**WORK INSTRUCTION**
Every entry below should be printed exactly, without its images.

**DATA IN THIS EXERCISE**
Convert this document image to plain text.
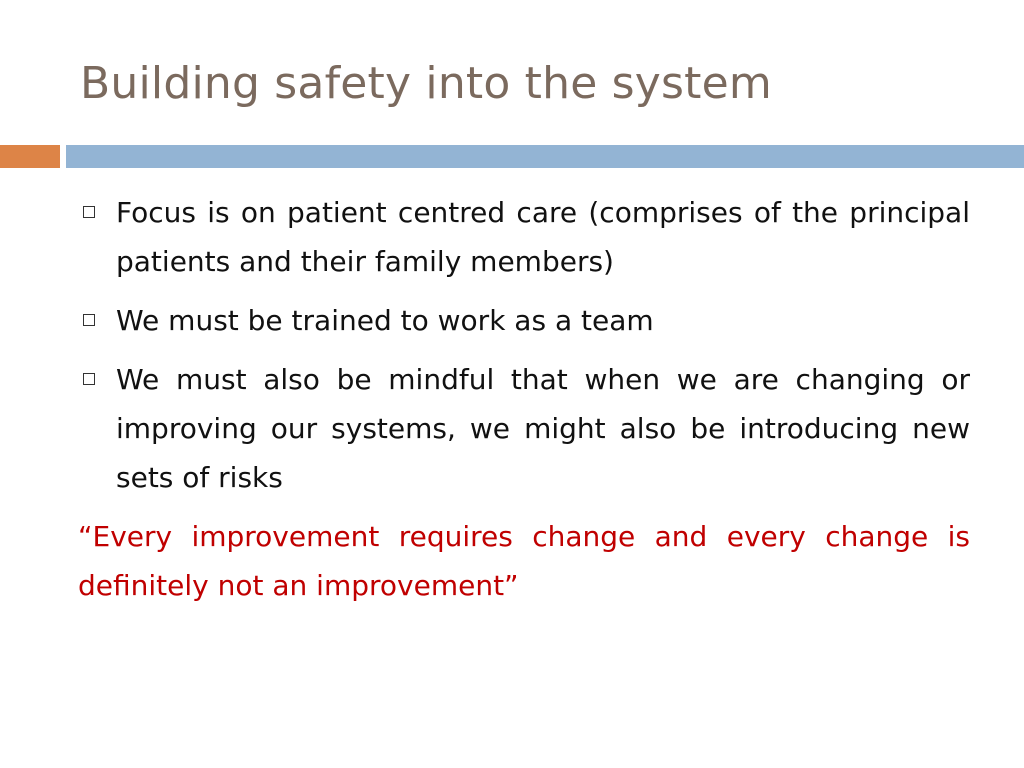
Building safety into the system
Focus is on patient centred care (comprises of the principal patients and their family members)
We must be trained to work as a team
We must also be mindful that when we are changing or improving our systems, we might also be introducing new sets of risks

“Every improvement requires change and every change is definitely not an improvement”
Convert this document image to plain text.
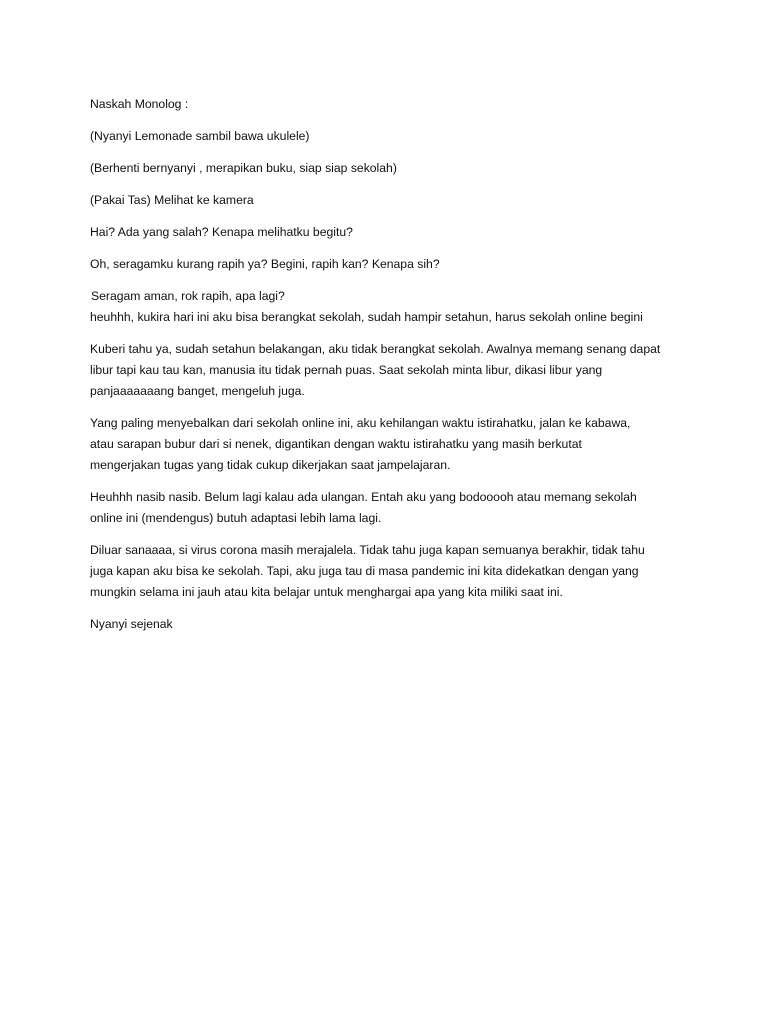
Naskah Monolog :

(Nyanyi Lemonade sambil bawa ukulele)

(Berhenti bernyanyi , merapikan buku, siap siap sekolah)

(Pakai Tas) Melihat ke kamera

Hai? Ada yang salah? Kenapa melihatku begitu?

Oh, seragamku kurang rapih ya? Begini, rapih kan? Kenapa sih?

Seragam aman, rok rapih, apa lagi?
heuhhh, kukira hari ini aku bisa berangkat sekolah, sudah hampir setahun, harus sekolah online begini

Kuberi tahu ya, sudah setahun belakangan, aku tidak berangkat sekolah. Awalnya memang senang dapat
libur tapi kau tau kan, manusia itu tidak pernah puas. Saat sekolah minta libur, dikasi libur yang
panjaaaaaaang banget, mengeluh juga.

Yang paling menyebalkan dari sekolah online ini, aku kehilangan waktu istirahatku, jalan ke kabawa,
atau sarapan bubur dari si nenek, digantikan dengan waktu istirahatku yang masih berkutat
mengerjakan tugas yang tidak cukup dikerjakan saat jampelajaran.

Heuhhh nasib nasib. Belum lagi kalau ada ulangan. Entah aku yang bodooooh atau memang sekolah
online ini (mendengus) butuh adaptasi lebih lama lagi.

Diluar sanaaaa, si virus corona masih merajalela. Tidak tahu juga kapan semuanya berakhir, tidak tahu
juga kapan aku bisa ke sekolah. Tapi, aku juga tau di masa pandemic ini kita didekatkan dengan yang
mungkin selama ini jauh atau kita belajar untuk menghargai apa yang kita miliki saat ini.

Nyanyi sejenak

**SOLUTION BELOW**
Convert this document image to plain text.
Building safety into the system
Focus is on patient centred care (comprises of the principal patients and their family members)
We must be trained to work as a team
We must also be mindful that when we are changing or improving our systems, we might also be introducing new sets of risks

“Every improvement requires change and every change is definitely not an improvement”
Convert this document image to plain text.
Naskah Monolog :

(Nyanyi Lemonade sambil bawa ukulele)

(Berhenti bernyanyi , merapikan buku, siap siap sekolah)

(Pakai Tas) Melihat ke kamera

Hai? Ada yang salah? Kenapa melihatku begitu?

Oh, seragamku kurang rapih ya? Begini, rapih kan? Kenapa sih?

Seragam aman, rok rapih, apa lagi?
heuhhh, kukira hari ini aku bisa berangkat sekolah, sudah hampir setahun, harus sekolah online begini

Kuberi tahu ya, sudah setahun belakangan, aku tidak berangkat sekolah. Awalnya memang senang dapat
libur tapi kau tau kan, manusia itu tidak pernah puas. Saat sekolah minta libur, dikasi libur yang
panjaaaaaaang banget, mengeluh juga.

Yang paling menyebalkan dari sekolah online ini, aku kehilangan waktu istirahatku, jalan ke kabawa,
atau sarapan bubur dari si nenek, digantikan dengan waktu istirahatku yang masih berkutat
mengerjakan tugas yang tidak cukup dikerjakan saat jampelajaran.

Heuhhh nasib nasib. Belum lagi kalau ada ulangan. Entah aku yang bodooooh atau memang sekolah
online ini (mendengus) butuh adaptasi lebih lama lagi.

Diluar sanaaaa, si virus corona masih merajalela. Tidak tahu juga kapan semuanya berakhir, tidak tahu
juga kapan aku bisa ke sekolah. Tapi, aku juga tau di masa pandemic ini kita didekatkan dengan yang
mungkin selama ini jauh atau kita belajar untuk menghargai apa yang kita miliki saat ini.

Nyanyi sejenak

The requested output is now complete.